## [The problem]
The records should be written out in full, with nothing altered.

Stored entries
^^^^^^^^^^^^^^^^

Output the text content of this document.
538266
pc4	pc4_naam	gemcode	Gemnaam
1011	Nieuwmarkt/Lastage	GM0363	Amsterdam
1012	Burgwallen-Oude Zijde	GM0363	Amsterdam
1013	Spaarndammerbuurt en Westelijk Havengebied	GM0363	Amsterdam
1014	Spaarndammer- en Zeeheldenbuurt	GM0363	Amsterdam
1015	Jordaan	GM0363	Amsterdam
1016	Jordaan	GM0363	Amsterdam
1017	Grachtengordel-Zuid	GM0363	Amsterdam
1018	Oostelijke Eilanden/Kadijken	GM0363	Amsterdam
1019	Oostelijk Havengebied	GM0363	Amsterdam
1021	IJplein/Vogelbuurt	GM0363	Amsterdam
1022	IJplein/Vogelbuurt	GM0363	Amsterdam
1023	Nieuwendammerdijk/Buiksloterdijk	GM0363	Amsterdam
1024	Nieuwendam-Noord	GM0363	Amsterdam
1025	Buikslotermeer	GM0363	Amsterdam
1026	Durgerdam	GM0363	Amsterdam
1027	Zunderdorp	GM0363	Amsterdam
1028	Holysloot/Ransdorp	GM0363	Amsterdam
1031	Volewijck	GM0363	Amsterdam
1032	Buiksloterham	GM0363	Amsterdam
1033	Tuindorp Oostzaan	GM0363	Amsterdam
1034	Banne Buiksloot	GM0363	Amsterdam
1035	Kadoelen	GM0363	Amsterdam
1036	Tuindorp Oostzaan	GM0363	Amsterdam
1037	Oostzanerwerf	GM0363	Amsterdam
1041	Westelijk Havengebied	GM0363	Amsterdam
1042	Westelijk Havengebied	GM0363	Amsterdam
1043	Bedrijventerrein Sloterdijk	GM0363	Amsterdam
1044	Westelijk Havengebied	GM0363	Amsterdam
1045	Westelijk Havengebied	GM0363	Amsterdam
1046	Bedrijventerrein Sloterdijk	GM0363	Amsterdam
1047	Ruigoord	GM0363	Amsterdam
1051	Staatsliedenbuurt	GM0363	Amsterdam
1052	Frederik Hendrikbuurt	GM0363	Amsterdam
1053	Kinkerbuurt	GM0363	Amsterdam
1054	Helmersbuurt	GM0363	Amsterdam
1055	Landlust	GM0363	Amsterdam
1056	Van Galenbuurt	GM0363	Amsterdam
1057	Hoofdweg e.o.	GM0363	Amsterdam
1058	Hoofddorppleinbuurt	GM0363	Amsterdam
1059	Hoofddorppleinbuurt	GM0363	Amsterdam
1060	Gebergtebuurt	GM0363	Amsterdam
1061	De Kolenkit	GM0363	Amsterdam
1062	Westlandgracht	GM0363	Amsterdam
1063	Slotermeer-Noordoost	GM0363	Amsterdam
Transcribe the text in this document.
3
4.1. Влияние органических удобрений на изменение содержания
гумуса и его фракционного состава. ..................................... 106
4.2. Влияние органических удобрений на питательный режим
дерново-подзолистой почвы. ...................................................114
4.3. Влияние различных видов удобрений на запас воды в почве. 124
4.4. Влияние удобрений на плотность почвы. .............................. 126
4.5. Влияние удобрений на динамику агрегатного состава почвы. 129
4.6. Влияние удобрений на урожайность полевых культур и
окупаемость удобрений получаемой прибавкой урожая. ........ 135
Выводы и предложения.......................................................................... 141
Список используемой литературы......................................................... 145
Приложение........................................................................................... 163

^^^^^^^^^^^^^^^^

## [Solution to the problem]
Output the text content of this document.
538266
pc4	pc4_naam	gemcode	Gemnaam
1011	Nieuwmarkt/Lastage	GM0363	Amsterdam
1012	Burgwallen-Oude Zijde	GM0363	Amsterdam
1013	Spaarndammerbuurt en Westelijk Havengebied	GM0363	Amsterdam
1014	Spaarndammer- en Zeeheldenbuurt	GM0363	Amsterdam
1015	Jordaan	GM0363	Amsterdam
1016	Jordaan	GM0363	Amsterdam
1017	Grachtengordel-Zuid	GM0363	Amsterdam
1018	Oostelijke Eilanden/Kadijken	GM0363	Amsterdam
1019	Oostelijk Havengebied	GM0363	Amsterdam
1021	IJplein/Vogelbuurt	GM0363	Amsterdam
1022	IJplein/Vogelbuurt	GM0363	Amsterdam
1023	Nieuwendammerdijk/Buiksloterdijk	GM0363	Amsterdam
1024	Nieuwendam-Noord	GM0363	Amsterdam
1025	Buikslotermeer	GM0363	Amsterdam
1026	Durgerdam	GM0363	Amsterdam
1027	Zunderdorp	GM0363	Amsterdam
1028	Holysloot/Ransdorp	GM0363	Amsterdam
1031	Volewijck	GM0363	Amsterdam
1032	Buiksloterham	GM0363	Amsterdam
1033	Tuindorp Oostzaan	GM0363	Amsterdam
1034	Banne Buiksloot	GM0363	Amsterdam
1035	Kadoelen	GM0363	Amsterdam
1036	Tuindorp Oostzaan	GM0363	Amsterdam
1037	Oostzanerwerf	GM0363	Amsterdam
1041	Westelijk Havengebied	GM0363	Amsterdam
1042	Westelijk Havengebied	GM0363	Amsterdam
1043	Bedrijventerrein Sloterdijk	GM0363	Amsterdam
1044	Westelijk Havengebied	GM0363	Amsterdam
1045	Westelijk Havengebied	GM0363	Amsterdam
1046	Bedrijventerrein Sloterdijk	GM0363	Amsterdam
1047	Ruigoord	GM0363	Amsterdam
1051	Staatsliedenbuurt	GM0363	Amsterdam
1052	Frederik Hendrikbuurt	GM0363	Amsterdam
1053	Kinkerbuurt	GM0363	Amsterdam
1054	Helmersbuurt	GM0363	Amsterdam
1055	Landlust	GM0363	Amsterdam
1056	Van Galenbuurt	GM0363	Amsterdam
1057	Hoofdweg e.o.	GM0363	Amsterdam
1058	Hoofddorppleinbuurt	GM0363	Amsterdam
1059	Hoofddorppleinbuurt	GM0363	Amsterdam
1060	Gebergtebuurt	GM0363	Amsterdam
1061	De Kolenkit	GM0363	Amsterdam
1062	Westlandgracht	GM0363	Amsterdam
1063	Slotermeer-Noordoost	GM0363	Amsterdam
Transcribe the text in this document.
3
4.1. Влияние органических удобрений на изменение содержания
гумуса и его фракционного состава. ..................................... 106
4.2. Влияние органических удобрений на питательный режим
дерново-подзолистой почвы. ...................................................114
4.3. Влияние различных видов удобрений на запас воды в почве. 124
4.4. Влияние удобрений на плотность почвы. .............................. 126
4.5. Влияние удобрений на динамику агрегатного состава почвы. 129
4.6. Влияние удобрений на урожайность полевых культур и
окупаемость удобрений получаемой прибавкой урожая. ........ 135
Выводы и предложения.......................................................................... 141
Список используемой литературы......................................................... 145
Приложение........................................................................................... 163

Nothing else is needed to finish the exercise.